───── Material to process ─────
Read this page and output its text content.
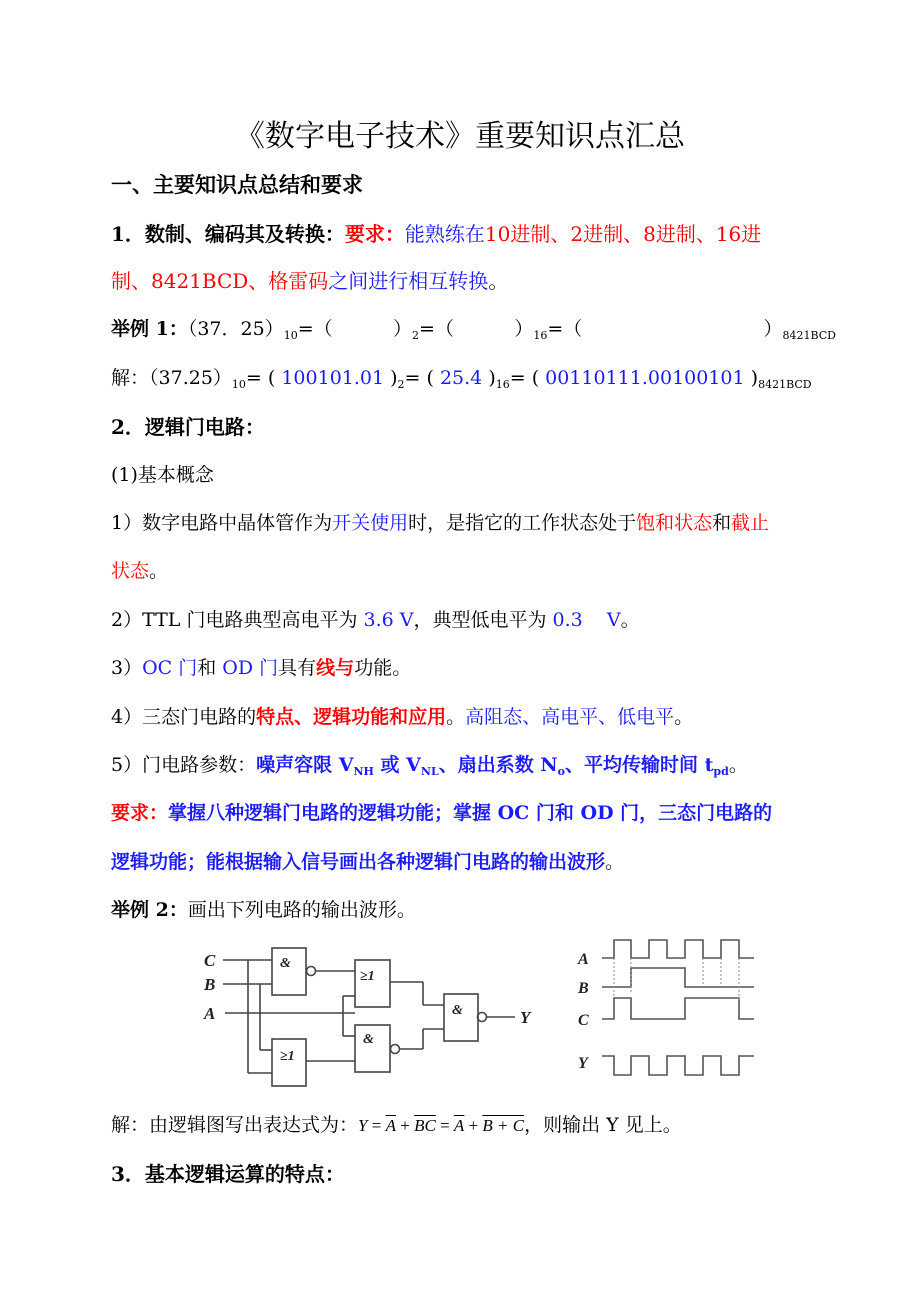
《数字电子技术》重要知识点汇总
一、主要知识点总结和要求
1．数制、编码其及转换：要求：能熟练在10进制、2进制、8进制、16进
制、8421BCD、格雷码之间进行相互转换。
举例 1：（37．$25)_{10}=$（          ）$_2=$（          ）$_{16}=$（                              ）$_{8421BCD}$
解：$(37.25)_{10}=$ ( 100101.01 )$_2=$ ( 25.4 )$_{16}=$ ( 00110111.00100101 )$_{8421BCD}$
2．逻辑门电路：
(1)基本概念
1）数字电路中晶体管作为开关使用时，是指它的工作状态处于饱和状态和截止
状态。
2）TTL 门电路典型高电平为 3.6 V，典型低电平为 0.3    V。
3）OC 门和 OD 门具有线与功能。
4）三态门电路的特点、逻辑功能和应用。高阻态、高电平、低电平。
5）门电路参数：噪声容限 $V_{NH}$ 或 $V_{NL}$、扇出系数 $N_o$、平均传输时间 $t_{pd}$。
要求：掌握八种逻辑门电路的逻辑功能；掌握 OC 门和 OD 门，三态门电路的
逻辑功能；能根据输入信号画出各种逻辑门电路的输出波形。
举例 2：画出下列电路的输出波形。
C
B
A	Y
&
≥1
≥1
&
&
A
B
C
Y
解：由逻辑图写出表达式为：$Y = \overline{A} + \overline{B}\overline{C} = \overline{A} + B + C$，则输出 Y 见上。
3．基本逻辑运算的特点：
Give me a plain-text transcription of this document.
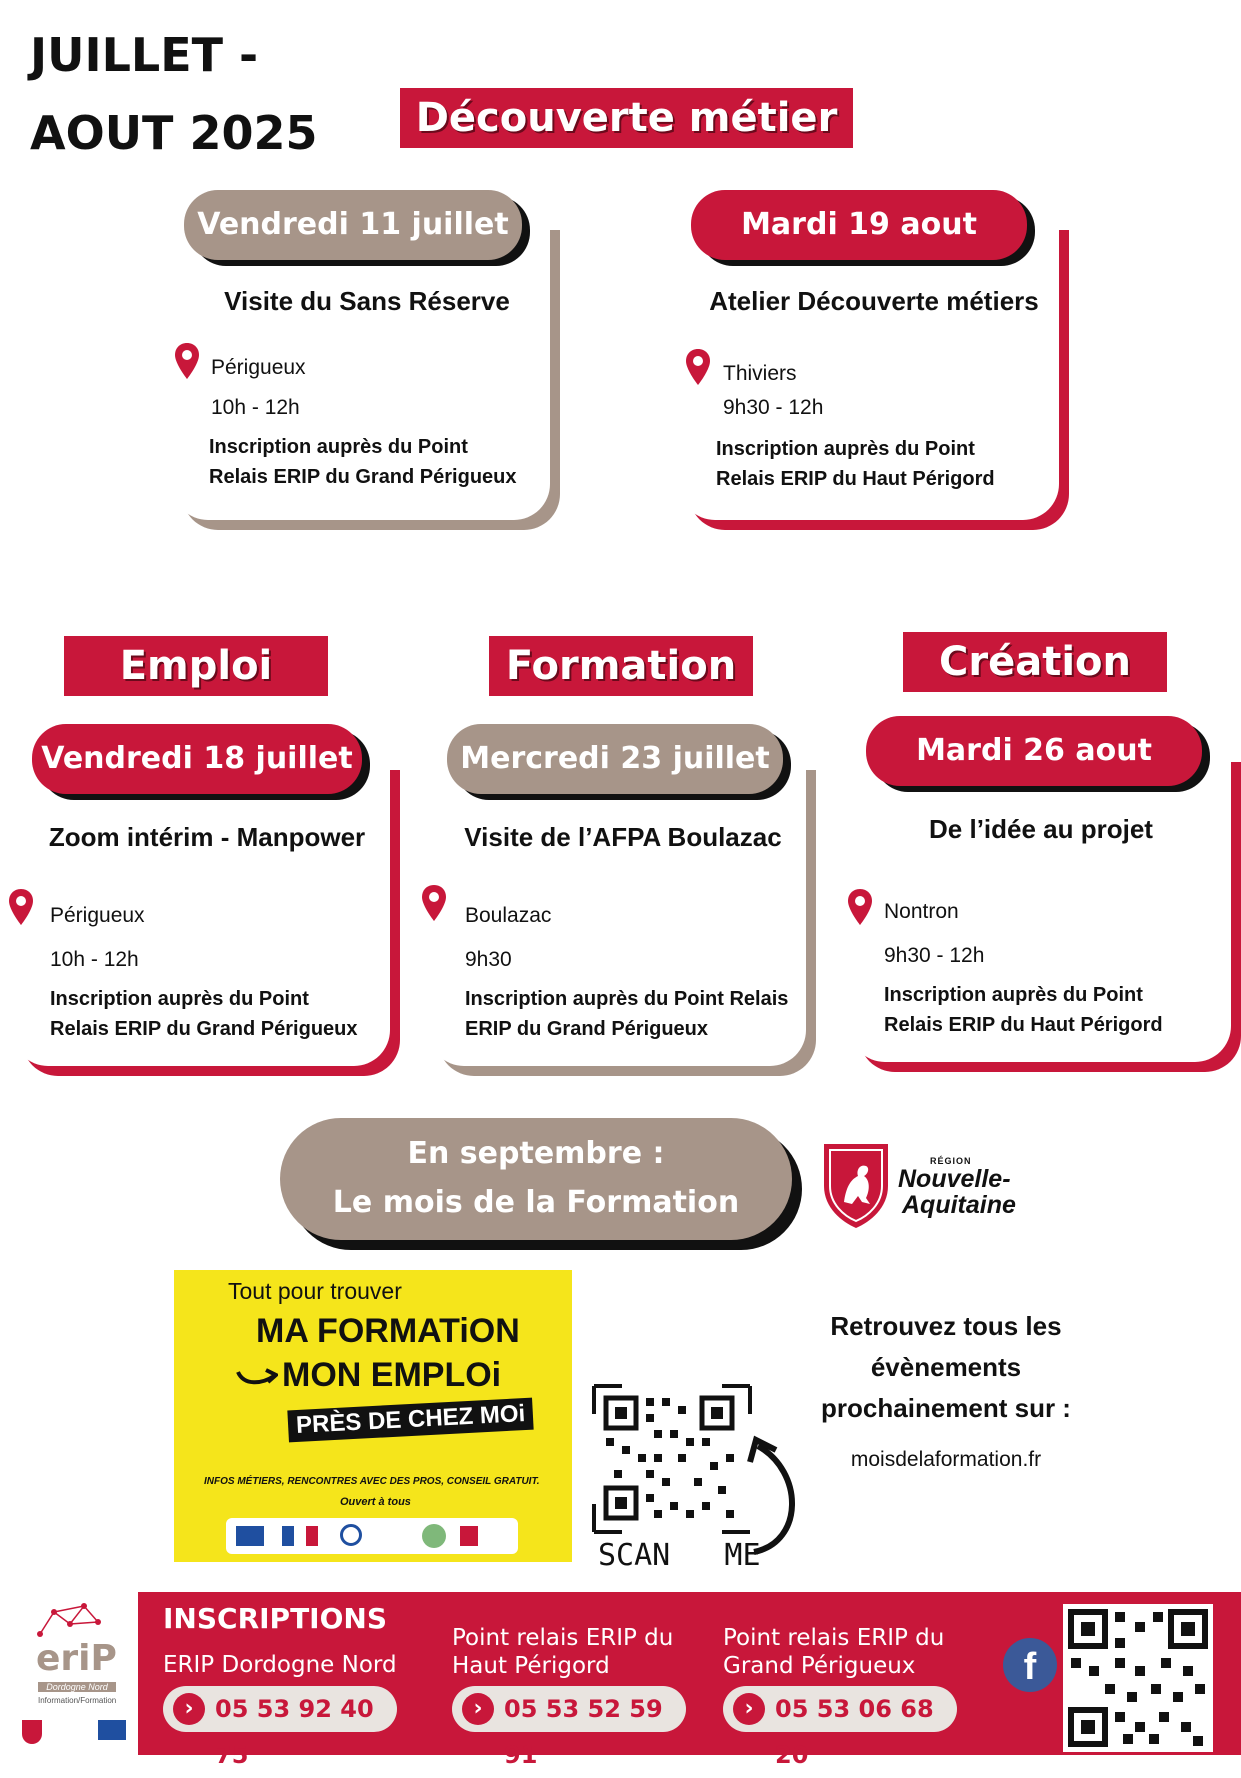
JUILLET -
AOUT 2025	Découverte métier
Emploi	Formation	Création
Vendredi 11 juillet
Visite du Sans Réserve
Périgueux
10h - 12h
Inscription auprès du Point
Relais ERIP du Grand Périgueux
Mardi 19 aout
Atelier Découverte métiers
Thiviers
9h30 - 12h
Inscription auprès du Point
Relais ERIP du Haut Périgord
Vendredi 18 juillet
Zoom intérim - Manpower
Périgueux
10h - 12h
Inscription auprès du Point
Relais ERIP du Grand Périgueux
Mercredi 23 juillet
Visite de l’AFPA Boulazac
Boulazac
9h30
Inscription auprès du Point Relais
ERIP du Grand Périgueux
Mardi 26 aout
De l’idée au projet
Nontron
9h30 - 12h
Inscription auprès du Point
Relais ERIP du Haut Périgord
En septembre :
Le mois de la Formation
RÉGION
Nouvelle-
Aquitaine
Tout pour trouver
MA FORMATiON
MON EMPLOi
PRÈS DE CHEZ MOi
INFOS MÉTIERS, RENCONTRES AVEC DES PROS, CONSEIL GRATUIT.
Ouvert à tous
SCAN   ME
Retrouvez tous les
évènements
prochainement sur :
moisdelaformation.fr
eriP
Dordogne Nord
Information/Formation
INSCRIPTIONS
ERIP Dordogne Nord
› 05 53 92 40 75
Point relais ERIP du
Haut Périgord
› 05 53 52 59 91
Point relais ERIP du
Grand Périgueux
› 05 53 06 68 20
f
─────
## Task directions
Transcribe the material exactly, keeping every word and none of the pictures.

## Solved problem
Read this page and output its text content.
《数字电子技术》重要知识点汇总
一、主要知识点总结和要求
1．数制、编码其及转换：要求：能熟练在10进制、2进制、8进制、16进
制、8421BCD、格雷码之间进行相互转换。
举例 1：（37．$25)_{10}=$（          ）$_2=$（          ）$_{16}=$（                              ）$_{8421BCD}$
解：$(37.25)_{10}=$ ( 100101.01 )$_2=$ ( 25.4 )$_{16}=$ ( 00110111.00100101 )$_{8421BCD}$
2．逻辑门电路：
(1)基本概念
1）数字电路中晶体管作为开关使用时，是指它的工作状态处于饱和状态和截止
状态。
2）TTL 门电路典型高电平为 3.6 V，典型低电平为 0.3    V。
3）OC 门和 OD 门具有线与功能。
4）三态门电路的特点、逻辑功能和应用。高阻态、高电平、低电平。
5）门电路参数：噪声容限 $V_{NH}$ 或 $V_{NL}$、扇出系数 $N_o$、平均传输时间 $t_{pd}$。
要求：掌握八种逻辑门电路的逻辑功能；掌握 OC 门和 OD 门，三态门电路的
逻辑功能；能根据输入信号画出各种逻辑门电路的输出波形。
举例 2：画出下列电路的输出波形。
C
B
A	Y
&
≥1
≥1
&
&
A
B
C
Y
解：由逻辑图写出表达式为：$Y = \overline{A} + \overline{B}\overline{C} = \overline{A} + B + C$，则输出 Y 见上。
3．基本逻辑运算的特点：
Give me a plain-text transcription of this document.
JUILLET -
AOUT 2025	Découverte métier
Emploi	Formation	Création
Vendredi 11 juillet
Visite du Sans Réserve
Périgueux
10h - 12h
Inscription auprès du Point
Relais ERIP du Grand Périgueux
Mardi 19 aout
Atelier Découverte métiers
Thiviers
9h30 - 12h
Inscription auprès du Point
Relais ERIP du Haut Périgord
Vendredi 18 juillet
Zoom intérim - Manpower
Périgueux
10h - 12h
Inscription auprès du Point
Relais ERIP du Grand Périgueux
Mercredi 23 juillet
Visite de l’AFPA Boulazac
Boulazac
9h30
Inscription auprès du Point Relais
ERIP du Grand Périgueux
Mardi 26 aout
De l’idée au projet
Nontron
9h30 - 12h
Inscription auprès du Point
Relais ERIP du Haut Périgord
En septembre :
Le mois de la Formation
RÉGION
Nouvelle-
Aquitaine
Tout pour trouver
MA FORMATiON
MON EMPLOi
PRÈS DE CHEZ MOi
INFOS MÉTIERS, RENCONTRES AVEC DES PROS, CONSEIL GRATUIT.
Ouvert à tous
SCAN   ME
Retrouvez tous les
évènements
prochainement sur :
moisdelaformation.fr
eriP
Dordogne Nord
Information/Formation
INSCRIPTIONS
ERIP Dordogne Nord
› 05 53 92 40 75
Point relais ERIP du
Haut Périgord
› 05 53 52 59 91
Point relais ERIP du
Grand Périgueux
› 05 53 06 68 20
f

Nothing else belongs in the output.